• _The task_: Here are some records; return them all exactly.

################

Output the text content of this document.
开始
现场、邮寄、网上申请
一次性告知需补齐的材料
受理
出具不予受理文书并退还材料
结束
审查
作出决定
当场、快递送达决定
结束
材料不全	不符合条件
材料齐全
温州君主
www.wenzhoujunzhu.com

################

• _Exercise output_:
Output the text content of this document.
开始
现场、邮寄、网上申请
一次性告知需补齐的材料
受理
出具不予受理文书并退还材料
结束
审查
作出决定
当场、快递送达决定
结束
材料不全	不符合条件
材料齐全
温州君主
www.wenzhoujunzhu.com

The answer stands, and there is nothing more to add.